Short exercise: Word for word, give the material below again, minus any images.
^^^^^^^^^^^^^^^^
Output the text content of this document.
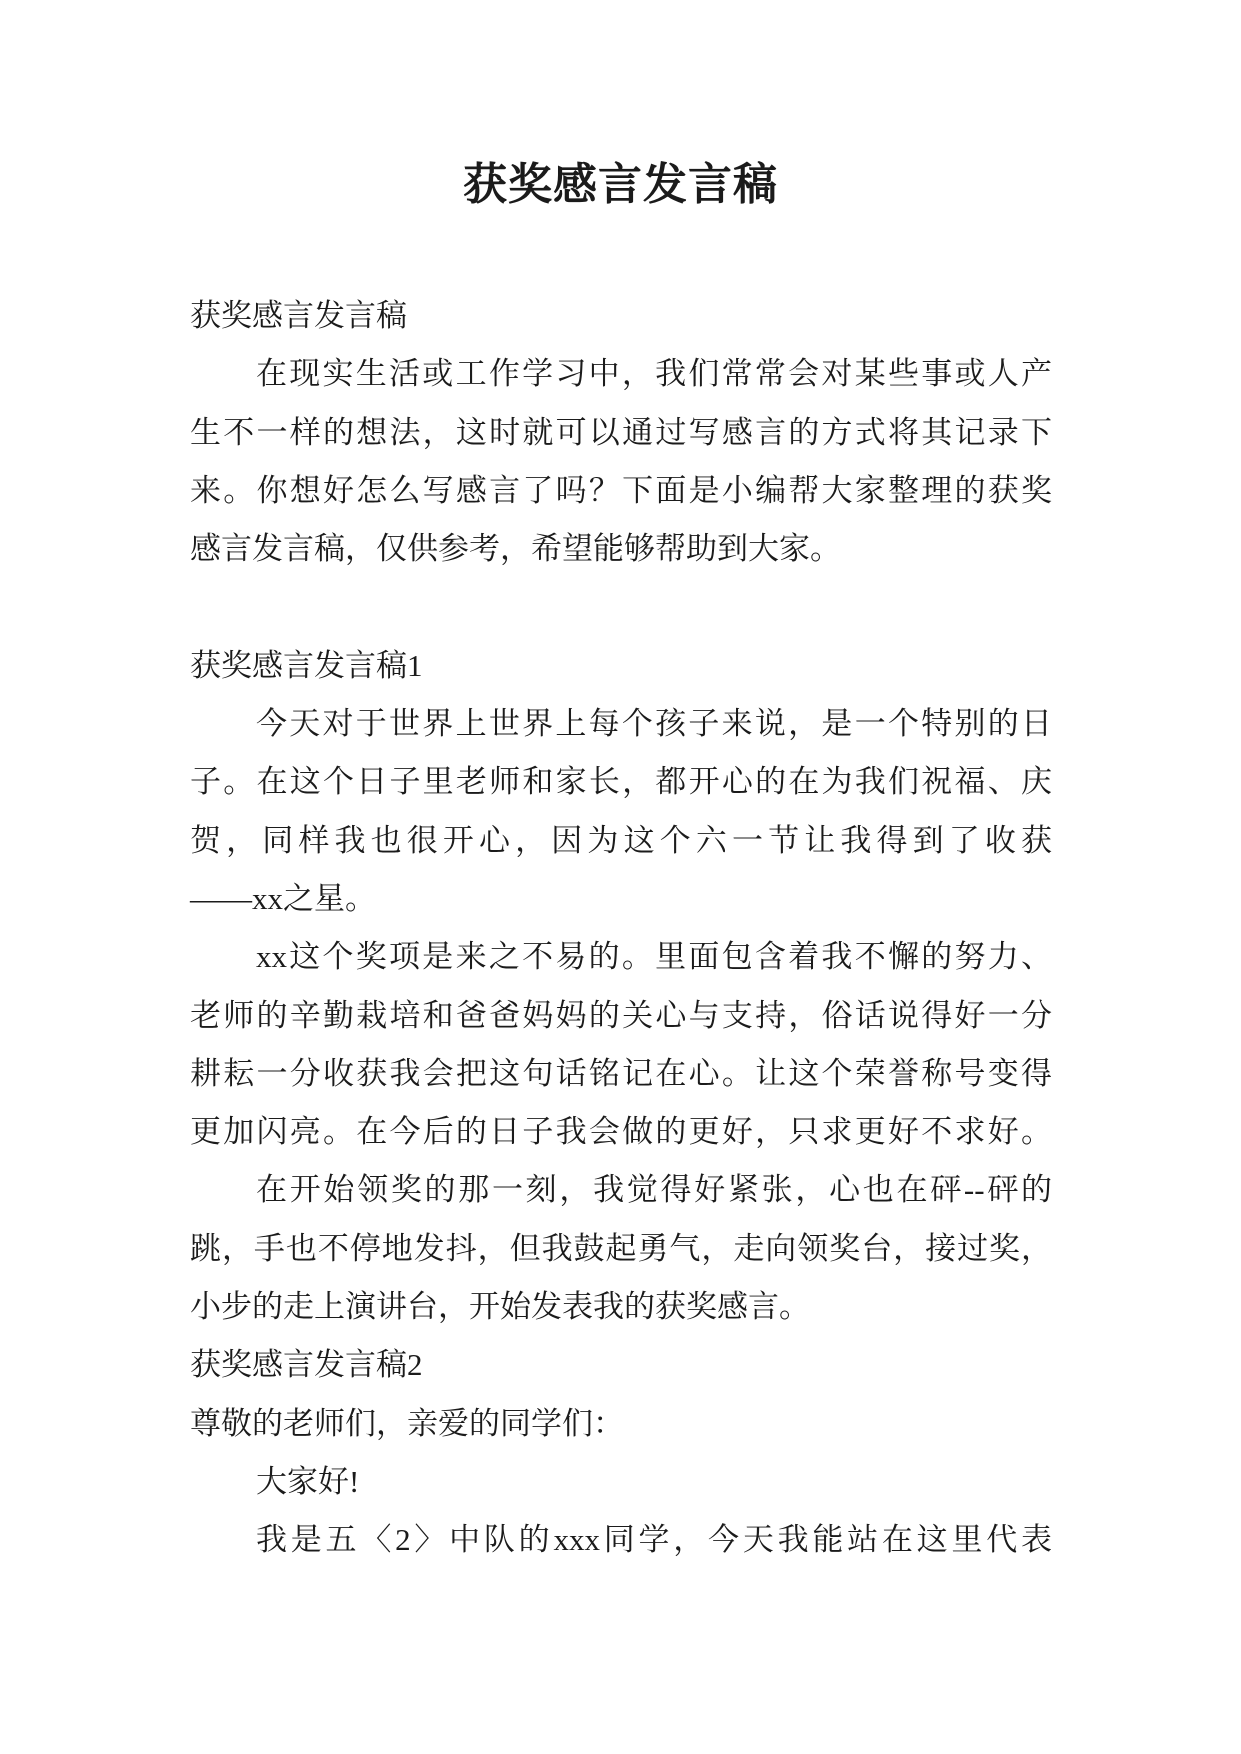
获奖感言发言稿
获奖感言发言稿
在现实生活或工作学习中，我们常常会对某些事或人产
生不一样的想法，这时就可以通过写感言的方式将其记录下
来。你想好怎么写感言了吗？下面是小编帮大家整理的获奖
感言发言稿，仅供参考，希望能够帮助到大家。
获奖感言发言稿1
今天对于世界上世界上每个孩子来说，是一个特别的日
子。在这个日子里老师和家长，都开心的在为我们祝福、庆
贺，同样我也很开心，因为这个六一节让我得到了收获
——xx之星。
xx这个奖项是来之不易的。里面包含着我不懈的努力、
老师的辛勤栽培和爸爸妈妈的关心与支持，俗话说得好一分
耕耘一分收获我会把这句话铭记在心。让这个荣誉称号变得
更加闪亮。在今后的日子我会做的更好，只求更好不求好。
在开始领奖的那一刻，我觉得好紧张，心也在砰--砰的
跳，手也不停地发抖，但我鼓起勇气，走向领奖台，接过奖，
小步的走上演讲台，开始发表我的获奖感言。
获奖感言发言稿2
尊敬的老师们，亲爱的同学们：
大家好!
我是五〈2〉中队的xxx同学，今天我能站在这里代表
^^^^^^^^^^^^^^^^
Response to the task:
Output the text content of this document.
获奖感言发言稿
获奖感言发言稿
在现实生活或工作学习中，我们常常会对某些事或人产
生不一样的想法，这时就可以通过写感言的方式将其记录下
来。你想好怎么写感言了吗？下面是小编帮大家整理的获奖
感言发言稿，仅供参考，希望能够帮助到大家。
获奖感言发言稿1
今天对于世界上世界上每个孩子来说，是一个特别的日
子。在这个日子里老师和家长，都开心的在为我们祝福、庆
贺，同样我也很开心，因为这个六一节让我得到了收获
——xx之星。
xx这个奖项是来之不易的。里面包含着我不懈的努力、
老师的辛勤栽培和爸爸妈妈的关心与支持，俗话说得好一分
耕耘一分收获我会把这句话铭记在心。让这个荣誉称号变得
更加闪亮。在今后的日子我会做的更好，只求更好不求好。
在开始领奖的那一刻，我觉得好紧张，心也在砰--砰的
跳，手也不停地发抖，但我鼓起勇气，走向领奖台，接过奖，
小步的走上演讲台，开始发表我的获奖感言。
获奖感言发言稿2
尊敬的老师们，亲爱的同学们：
大家好!
我是五〈2〉中队的xxx同学，今天我能站在这里代表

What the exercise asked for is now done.